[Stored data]
>> Start

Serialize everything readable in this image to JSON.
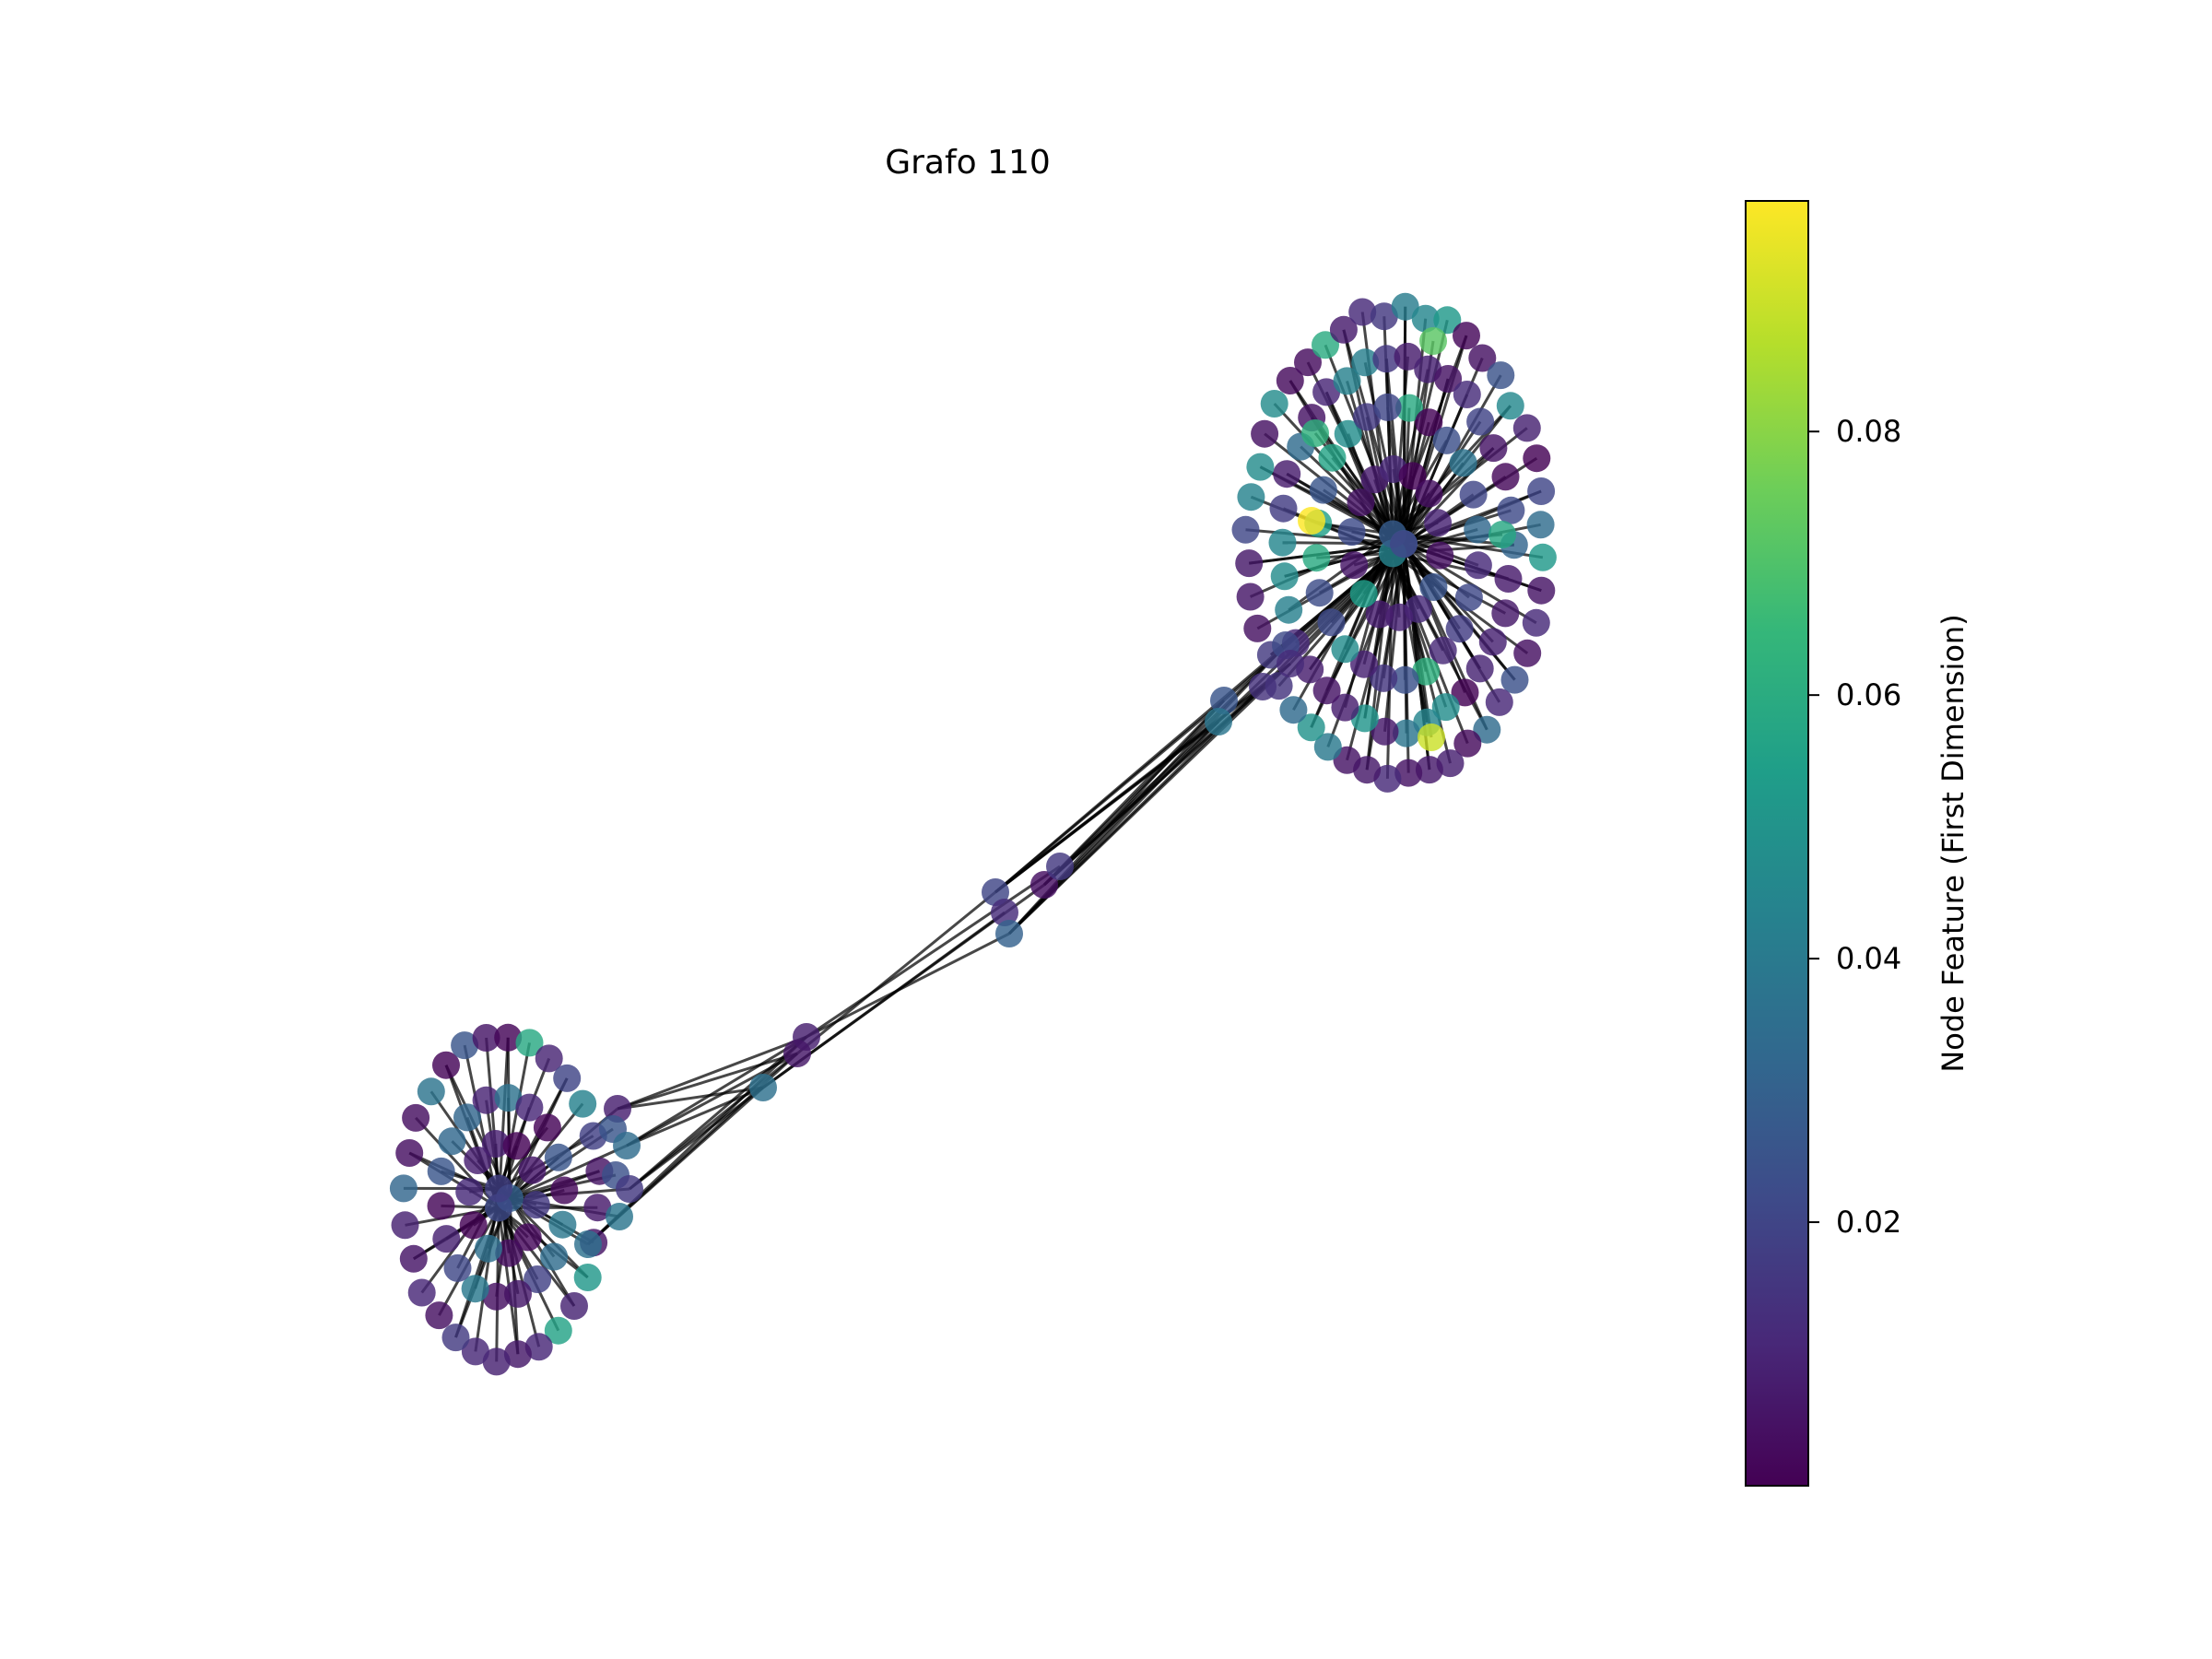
{
  "figure": {
    "title": "Grafo 110"
  },
  "colorbar": {
    "label": "Node Feature (First Dimension)",
    "colormap": "viridis",
    "min": 0.0,
    "max": 0.0975,
    "ticks": [
      {
        "value": 0.02,
        "label": "0.02"
      },
      {
        "value": 0.04,
        "label": "0.04"
      },
      {
        "value": 0.06,
        "label": "0.06"
      },
      {
        "value": 0.08,
        "label": "0.08"
      }
    ],
    "stops": [
      "#440154",
      "#482878",
      "#3e4a89",
      "#31688e",
      "#26828e",
      "#1f9e89",
      "#35b779",
      "#6ece58",
      "#b5de2b",
      "#fde725"
    ]
  },
  "graph": {
    "edge_color": "#000000",
    "node_alpha": 0.82,
    "clusters": [
      {
        "name": "cluster-right",
        "hub_values": [
          0.032,
          0.044,
          0.028,
          0.02
        ],
        "rings": [
          {
            "rx": 0.3,
            "ry": 0.32,
            "count": 14
          },
          {
            "rx": 0.55,
            "ry": 0.58,
            "count": 24
          },
          {
            "rx": 0.78,
            "ry": 0.8,
            "count": 34
          },
          {
            "rx": 1.0,
            "ry": 1.0,
            "count": 44
          }
        ]
      },
      {
        "name": "cluster-left",
        "hub_values": [
          0.03,
          0.022,
          0.018
        ],
        "rings": [
          {
            "rx": 0.35,
            "ry": 0.35,
            "count": 10
          },
          {
            "rx": 0.65,
            "ry": 0.62,
            "count": 18
          },
          {
            "rx": 1.0,
            "ry": 1.0,
            "count": 28
          }
        ]
      }
    ],
    "bridge_values": [
      0.022,
      0.014,
      0.026,
      0.038,
      0.012,
      0.004,
      0.016,
      0.02,
      0.012,
      0.03,
      0.008,
      0.006,
      0.036,
      0.008,
      0.026,
      0.034,
      0.024,
      0.016,
      0.038,
      0.036
    ],
    "highlight_values": [
      0.0975,
      0.09,
      0.072,
      0.062,
      0.058
    ]
  }
}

>> End

Extract the full listing above verbatim; pictures are to be left out of the copy.

WORKED ANSWER:
Serialize everything readable in this image to JSON.
{
  "figure": {
    "title": "Grafo 110"
  },
  "colorbar": {
    "label": "Node Feature (First Dimension)",
    "colormap": "viridis",
    "min": 0.0,
    "max": 0.0975,
    "ticks": [
      {
        "value": 0.02,
        "label": "0.02"
      },
      {
        "value": 0.04,
        "label": "0.04"
      },
      {
        "value": 0.06,
        "label": "0.06"
      },
      {
        "value": 0.08,
        "label": "0.08"
      }
    ],
    "stops": [
      "#440154",
      "#482878",
      "#3e4a89",
      "#31688e",
      "#26828e",
      "#1f9e89",
      "#35b779",
      "#6ece58",
      "#b5de2b",
      "#fde725"
    ]
  },
  "graph": {
    "edge_color": "#000000",
    "node_alpha": 0.82,
    "clusters": [
      {
        "name": "cluster-right",
        "hub_values": [
          0.032,
          0.044,
          0.028,
          0.02
        ],
        "rings": [
          {
            "rx": 0.3,
            "ry": 0.32,
            "count": 14
          },
          {
            "rx": 0.55,
            "ry": 0.58,
            "count": 24
          },
          {
            "rx": 0.78,
            "ry": 0.8,
            "count": 34
          },
          {
            "rx": 1.0,
            "ry": 1.0,
            "count": 44
          }
        ]
      },
      {
        "name": "cluster-left",
        "hub_values": [
          0.03,
          0.022,
          0.018
        ],
        "rings": [
          {
            "rx": 0.35,
            "ry": 0.35,
            "count": 10
          },
          {
            "rx": 0.65,
            "ry": 0.62,
            "count": 18
          },
          {
            "rx": 1.0,
            "ry": 1.0,
            "count": 28
          }
        ]
      }
    ],
    "bridge_values": [
      0.022,
      0.014,
      0.026,
      0.038,
      0.012,
      0.004,
      0.016,
      0.02,
      0.012,
      0.03,
      0.008,
      0.006,
      0.036,
      0.008,
      0.026,
      0.034,
      0.024,
      0.016,
      0.038,
      0.036
    ],
    "highlight_values": [
      0.0975,
      0.09,
      0.072,
      0.062,
      0.058
    ]
  }
}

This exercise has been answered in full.